— start —
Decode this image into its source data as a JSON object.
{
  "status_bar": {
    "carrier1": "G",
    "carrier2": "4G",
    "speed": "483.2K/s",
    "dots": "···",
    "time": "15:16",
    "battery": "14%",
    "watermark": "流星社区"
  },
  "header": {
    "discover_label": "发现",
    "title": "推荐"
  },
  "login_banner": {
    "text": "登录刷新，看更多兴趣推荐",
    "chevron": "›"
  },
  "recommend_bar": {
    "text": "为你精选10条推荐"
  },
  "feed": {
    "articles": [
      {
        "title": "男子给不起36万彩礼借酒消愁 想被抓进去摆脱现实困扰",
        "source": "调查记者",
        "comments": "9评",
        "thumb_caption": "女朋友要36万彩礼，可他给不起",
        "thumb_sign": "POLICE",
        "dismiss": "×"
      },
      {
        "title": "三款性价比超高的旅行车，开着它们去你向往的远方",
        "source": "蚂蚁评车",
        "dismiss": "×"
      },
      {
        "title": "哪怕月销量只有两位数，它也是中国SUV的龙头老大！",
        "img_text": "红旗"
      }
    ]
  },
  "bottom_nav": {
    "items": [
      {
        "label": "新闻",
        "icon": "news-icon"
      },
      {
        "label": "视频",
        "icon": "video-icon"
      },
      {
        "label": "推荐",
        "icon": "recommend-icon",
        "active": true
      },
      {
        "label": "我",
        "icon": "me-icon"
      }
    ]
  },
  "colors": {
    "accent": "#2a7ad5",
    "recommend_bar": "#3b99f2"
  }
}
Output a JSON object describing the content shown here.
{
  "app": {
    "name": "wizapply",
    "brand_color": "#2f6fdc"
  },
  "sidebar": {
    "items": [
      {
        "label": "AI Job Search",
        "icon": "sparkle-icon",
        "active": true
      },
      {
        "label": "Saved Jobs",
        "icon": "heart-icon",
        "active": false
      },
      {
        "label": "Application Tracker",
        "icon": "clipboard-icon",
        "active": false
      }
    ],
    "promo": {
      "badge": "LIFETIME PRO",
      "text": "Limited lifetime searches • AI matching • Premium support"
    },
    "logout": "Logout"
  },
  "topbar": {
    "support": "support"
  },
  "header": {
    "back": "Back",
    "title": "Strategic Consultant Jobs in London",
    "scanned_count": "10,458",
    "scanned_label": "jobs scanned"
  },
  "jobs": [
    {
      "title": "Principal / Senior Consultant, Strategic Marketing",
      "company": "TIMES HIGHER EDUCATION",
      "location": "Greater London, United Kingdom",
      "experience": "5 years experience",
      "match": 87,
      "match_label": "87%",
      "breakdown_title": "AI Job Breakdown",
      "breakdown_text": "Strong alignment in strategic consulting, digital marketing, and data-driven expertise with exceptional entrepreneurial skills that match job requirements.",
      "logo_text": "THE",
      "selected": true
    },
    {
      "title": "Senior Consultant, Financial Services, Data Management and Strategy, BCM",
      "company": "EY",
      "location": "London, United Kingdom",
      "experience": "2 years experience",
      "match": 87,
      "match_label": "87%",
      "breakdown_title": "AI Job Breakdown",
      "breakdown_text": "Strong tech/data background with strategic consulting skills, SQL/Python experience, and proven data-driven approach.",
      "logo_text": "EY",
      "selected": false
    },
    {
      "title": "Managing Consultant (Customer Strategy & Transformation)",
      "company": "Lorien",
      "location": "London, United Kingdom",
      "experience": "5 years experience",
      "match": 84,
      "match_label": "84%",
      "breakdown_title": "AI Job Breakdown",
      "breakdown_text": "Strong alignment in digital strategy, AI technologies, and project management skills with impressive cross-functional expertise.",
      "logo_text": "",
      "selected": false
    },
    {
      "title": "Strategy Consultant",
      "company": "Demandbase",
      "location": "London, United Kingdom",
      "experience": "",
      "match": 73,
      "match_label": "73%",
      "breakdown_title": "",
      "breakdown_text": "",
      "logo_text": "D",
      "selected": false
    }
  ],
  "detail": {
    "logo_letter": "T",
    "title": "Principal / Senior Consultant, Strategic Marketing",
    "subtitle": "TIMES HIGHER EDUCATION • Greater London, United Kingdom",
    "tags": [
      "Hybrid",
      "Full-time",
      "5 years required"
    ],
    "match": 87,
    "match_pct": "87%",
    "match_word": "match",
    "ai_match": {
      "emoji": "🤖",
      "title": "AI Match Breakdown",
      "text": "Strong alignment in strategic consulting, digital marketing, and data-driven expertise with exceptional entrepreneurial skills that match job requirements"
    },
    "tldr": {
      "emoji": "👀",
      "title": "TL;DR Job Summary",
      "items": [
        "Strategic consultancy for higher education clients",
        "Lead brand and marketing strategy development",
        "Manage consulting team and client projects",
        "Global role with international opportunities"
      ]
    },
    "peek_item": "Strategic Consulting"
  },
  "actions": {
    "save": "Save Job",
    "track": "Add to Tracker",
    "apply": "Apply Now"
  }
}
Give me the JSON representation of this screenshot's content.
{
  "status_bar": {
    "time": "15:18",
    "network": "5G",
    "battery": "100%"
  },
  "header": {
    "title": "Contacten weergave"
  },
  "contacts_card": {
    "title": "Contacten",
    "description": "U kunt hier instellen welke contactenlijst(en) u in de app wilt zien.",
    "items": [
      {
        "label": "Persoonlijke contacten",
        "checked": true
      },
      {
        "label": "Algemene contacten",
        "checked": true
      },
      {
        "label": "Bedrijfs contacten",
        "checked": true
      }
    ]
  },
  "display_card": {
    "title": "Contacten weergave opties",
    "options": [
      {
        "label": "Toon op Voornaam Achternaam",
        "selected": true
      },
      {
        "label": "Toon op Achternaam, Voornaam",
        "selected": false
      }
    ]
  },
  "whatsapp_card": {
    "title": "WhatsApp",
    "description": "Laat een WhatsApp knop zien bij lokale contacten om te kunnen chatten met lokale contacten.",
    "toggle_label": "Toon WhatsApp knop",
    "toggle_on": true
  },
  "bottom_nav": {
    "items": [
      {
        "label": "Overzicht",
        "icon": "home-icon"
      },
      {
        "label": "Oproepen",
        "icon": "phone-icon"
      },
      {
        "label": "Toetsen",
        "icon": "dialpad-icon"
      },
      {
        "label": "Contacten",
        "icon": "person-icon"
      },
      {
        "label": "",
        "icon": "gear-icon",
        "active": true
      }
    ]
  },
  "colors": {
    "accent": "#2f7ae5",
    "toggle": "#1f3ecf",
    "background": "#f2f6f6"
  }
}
— end —
▸ STATED TASK
In the records, locate each line holding the string "background" and copy it.

▸ IN RESPONSE
      "breakdown_text": "Strong tech/data background with strategic consulting skills, SQL/Python experience, and proven data-driven approach.",
    "background": "#f2f6f6"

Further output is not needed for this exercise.